┌──

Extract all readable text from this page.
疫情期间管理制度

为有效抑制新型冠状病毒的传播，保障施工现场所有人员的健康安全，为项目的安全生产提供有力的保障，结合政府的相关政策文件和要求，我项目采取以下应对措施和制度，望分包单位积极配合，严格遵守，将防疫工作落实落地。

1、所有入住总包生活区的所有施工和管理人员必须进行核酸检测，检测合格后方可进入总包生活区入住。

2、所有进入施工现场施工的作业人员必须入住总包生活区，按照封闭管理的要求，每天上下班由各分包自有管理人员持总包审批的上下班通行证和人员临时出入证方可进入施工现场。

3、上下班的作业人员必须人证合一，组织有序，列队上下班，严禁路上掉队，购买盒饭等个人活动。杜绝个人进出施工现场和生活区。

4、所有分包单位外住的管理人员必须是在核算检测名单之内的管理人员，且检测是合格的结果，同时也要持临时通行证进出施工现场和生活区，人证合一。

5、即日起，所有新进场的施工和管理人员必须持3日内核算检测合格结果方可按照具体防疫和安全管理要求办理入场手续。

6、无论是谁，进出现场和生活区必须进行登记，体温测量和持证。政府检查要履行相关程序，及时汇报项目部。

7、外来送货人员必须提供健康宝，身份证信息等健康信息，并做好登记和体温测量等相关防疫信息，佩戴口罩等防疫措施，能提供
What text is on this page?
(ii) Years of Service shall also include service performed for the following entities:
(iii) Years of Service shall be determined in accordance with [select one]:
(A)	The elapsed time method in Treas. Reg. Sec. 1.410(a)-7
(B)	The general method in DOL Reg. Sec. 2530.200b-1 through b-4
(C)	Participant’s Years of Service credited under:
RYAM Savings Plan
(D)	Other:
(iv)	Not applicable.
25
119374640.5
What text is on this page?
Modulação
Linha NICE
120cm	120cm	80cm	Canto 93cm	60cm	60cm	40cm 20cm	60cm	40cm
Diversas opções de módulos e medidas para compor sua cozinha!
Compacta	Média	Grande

└──

Report how many lines in the listing include the word "shall". Give nothing but the count.

Solved exercise
2